**Dataset records**
— start —
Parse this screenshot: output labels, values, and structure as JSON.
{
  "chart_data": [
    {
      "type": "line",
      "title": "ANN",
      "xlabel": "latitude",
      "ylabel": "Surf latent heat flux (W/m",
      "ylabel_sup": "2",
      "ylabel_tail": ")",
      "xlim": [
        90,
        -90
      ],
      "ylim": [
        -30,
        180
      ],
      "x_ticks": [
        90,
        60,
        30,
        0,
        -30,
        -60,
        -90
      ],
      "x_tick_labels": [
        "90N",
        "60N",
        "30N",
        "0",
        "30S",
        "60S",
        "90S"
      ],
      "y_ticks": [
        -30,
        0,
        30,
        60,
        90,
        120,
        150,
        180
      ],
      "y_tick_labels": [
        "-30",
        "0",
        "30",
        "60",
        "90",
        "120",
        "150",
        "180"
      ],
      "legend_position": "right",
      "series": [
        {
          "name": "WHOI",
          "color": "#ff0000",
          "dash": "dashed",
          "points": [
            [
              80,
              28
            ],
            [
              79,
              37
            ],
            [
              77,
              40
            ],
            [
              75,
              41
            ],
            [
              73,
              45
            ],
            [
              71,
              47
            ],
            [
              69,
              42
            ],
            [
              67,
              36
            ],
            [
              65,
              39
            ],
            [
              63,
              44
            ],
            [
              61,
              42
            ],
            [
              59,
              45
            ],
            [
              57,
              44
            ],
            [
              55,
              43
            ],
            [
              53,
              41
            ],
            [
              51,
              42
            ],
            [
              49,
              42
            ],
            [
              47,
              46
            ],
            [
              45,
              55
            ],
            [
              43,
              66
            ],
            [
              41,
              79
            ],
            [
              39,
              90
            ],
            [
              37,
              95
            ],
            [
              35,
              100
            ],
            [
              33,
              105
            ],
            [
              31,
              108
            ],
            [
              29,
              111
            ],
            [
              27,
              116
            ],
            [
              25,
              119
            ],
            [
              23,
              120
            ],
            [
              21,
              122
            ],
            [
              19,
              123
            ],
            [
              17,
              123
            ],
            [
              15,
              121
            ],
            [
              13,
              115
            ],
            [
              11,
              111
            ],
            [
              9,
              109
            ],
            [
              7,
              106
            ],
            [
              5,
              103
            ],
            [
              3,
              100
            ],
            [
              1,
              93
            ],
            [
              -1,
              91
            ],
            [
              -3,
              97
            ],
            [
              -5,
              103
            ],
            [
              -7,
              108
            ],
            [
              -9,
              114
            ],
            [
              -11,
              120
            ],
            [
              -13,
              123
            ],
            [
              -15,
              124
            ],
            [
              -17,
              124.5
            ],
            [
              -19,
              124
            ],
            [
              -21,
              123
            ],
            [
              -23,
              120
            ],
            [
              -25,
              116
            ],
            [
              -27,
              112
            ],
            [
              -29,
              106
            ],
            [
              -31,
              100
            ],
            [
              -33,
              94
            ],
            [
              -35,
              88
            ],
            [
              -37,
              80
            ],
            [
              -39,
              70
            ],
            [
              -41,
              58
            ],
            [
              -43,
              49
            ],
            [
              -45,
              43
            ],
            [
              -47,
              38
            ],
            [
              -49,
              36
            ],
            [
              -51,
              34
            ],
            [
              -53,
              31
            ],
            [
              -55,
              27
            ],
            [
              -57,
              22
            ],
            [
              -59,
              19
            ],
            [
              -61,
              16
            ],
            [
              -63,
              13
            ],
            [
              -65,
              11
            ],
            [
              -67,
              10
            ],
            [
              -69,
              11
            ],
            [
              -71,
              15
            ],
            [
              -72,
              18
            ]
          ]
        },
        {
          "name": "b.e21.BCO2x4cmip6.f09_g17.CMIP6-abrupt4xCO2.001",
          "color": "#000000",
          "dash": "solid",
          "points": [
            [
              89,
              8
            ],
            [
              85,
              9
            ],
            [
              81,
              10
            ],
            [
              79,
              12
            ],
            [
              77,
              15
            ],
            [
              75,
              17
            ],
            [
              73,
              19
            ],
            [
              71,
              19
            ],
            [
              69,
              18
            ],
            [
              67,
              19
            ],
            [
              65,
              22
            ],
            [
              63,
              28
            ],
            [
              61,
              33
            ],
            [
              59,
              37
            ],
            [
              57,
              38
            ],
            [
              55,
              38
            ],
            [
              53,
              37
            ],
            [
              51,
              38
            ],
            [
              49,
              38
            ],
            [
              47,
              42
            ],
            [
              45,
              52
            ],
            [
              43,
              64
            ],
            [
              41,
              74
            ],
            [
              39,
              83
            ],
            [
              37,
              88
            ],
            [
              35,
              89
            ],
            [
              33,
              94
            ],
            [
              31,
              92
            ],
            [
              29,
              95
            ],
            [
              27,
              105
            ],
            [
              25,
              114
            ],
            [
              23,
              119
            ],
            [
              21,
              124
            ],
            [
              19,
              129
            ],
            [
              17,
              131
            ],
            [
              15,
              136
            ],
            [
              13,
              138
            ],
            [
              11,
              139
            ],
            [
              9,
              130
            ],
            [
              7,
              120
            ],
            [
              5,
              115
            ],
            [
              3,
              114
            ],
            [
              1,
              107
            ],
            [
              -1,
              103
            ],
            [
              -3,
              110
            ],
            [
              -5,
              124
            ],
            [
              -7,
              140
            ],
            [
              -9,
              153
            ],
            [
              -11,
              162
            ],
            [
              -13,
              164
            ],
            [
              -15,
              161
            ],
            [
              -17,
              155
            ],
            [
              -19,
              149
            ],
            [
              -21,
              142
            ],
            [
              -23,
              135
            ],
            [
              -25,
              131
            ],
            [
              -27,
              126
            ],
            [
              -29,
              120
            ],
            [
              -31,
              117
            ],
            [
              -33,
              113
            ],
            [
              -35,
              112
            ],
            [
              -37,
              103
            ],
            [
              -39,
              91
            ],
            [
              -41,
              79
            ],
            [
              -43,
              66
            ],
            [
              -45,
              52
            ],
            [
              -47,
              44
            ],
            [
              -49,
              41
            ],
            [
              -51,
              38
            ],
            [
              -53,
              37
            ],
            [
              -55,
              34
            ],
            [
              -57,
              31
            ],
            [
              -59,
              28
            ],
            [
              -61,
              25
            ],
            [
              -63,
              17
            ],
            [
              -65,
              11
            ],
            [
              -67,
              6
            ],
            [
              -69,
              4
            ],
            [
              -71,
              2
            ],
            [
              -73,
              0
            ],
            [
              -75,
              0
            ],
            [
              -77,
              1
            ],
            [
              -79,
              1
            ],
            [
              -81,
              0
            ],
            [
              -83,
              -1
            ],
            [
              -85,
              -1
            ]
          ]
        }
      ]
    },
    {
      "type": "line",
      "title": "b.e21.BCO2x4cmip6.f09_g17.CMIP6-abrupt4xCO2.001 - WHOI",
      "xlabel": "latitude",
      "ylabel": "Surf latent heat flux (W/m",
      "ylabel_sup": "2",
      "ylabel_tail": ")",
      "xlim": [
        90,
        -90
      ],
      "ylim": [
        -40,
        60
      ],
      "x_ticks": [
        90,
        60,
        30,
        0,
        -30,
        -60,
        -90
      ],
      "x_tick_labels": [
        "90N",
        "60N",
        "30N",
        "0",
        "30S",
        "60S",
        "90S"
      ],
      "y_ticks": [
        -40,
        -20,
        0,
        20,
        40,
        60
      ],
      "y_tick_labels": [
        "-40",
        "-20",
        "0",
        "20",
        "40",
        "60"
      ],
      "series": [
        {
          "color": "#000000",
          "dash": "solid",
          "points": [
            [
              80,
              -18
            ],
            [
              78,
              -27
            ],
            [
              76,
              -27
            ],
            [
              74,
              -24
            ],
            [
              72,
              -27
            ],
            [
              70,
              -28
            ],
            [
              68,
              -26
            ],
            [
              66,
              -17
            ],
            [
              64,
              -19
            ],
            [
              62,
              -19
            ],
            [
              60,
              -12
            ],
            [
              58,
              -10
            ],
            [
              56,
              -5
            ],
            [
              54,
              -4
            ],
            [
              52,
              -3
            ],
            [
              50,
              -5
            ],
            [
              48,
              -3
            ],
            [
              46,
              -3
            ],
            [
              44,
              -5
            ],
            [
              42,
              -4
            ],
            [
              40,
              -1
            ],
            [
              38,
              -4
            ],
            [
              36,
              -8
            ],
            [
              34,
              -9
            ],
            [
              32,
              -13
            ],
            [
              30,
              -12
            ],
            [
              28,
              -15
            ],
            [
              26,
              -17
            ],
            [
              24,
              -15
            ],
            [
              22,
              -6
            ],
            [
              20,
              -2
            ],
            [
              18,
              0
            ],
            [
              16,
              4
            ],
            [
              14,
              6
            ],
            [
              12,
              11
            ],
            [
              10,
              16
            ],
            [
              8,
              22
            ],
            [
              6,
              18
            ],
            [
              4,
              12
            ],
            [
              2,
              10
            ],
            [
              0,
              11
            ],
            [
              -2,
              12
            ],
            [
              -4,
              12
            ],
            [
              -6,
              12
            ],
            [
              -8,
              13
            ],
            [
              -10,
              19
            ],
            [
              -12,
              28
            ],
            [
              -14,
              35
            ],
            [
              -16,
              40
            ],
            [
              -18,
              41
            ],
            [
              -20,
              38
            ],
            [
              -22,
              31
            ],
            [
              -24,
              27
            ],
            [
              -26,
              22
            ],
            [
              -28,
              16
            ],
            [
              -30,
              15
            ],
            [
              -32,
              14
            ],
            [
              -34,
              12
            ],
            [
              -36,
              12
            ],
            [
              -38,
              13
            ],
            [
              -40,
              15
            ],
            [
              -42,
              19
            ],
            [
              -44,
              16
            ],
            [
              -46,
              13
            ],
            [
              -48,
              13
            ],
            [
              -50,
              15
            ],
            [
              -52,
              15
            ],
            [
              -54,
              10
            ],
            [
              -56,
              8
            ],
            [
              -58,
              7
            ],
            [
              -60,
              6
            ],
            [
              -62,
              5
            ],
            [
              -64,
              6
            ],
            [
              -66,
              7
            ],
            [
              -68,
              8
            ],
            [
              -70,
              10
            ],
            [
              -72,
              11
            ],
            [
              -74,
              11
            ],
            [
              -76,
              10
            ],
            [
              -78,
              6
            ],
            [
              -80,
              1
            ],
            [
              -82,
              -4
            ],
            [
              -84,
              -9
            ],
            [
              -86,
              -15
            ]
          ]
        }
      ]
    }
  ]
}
— end —
On how many lines does the word "WHOI" appear? Answer with only the number.

2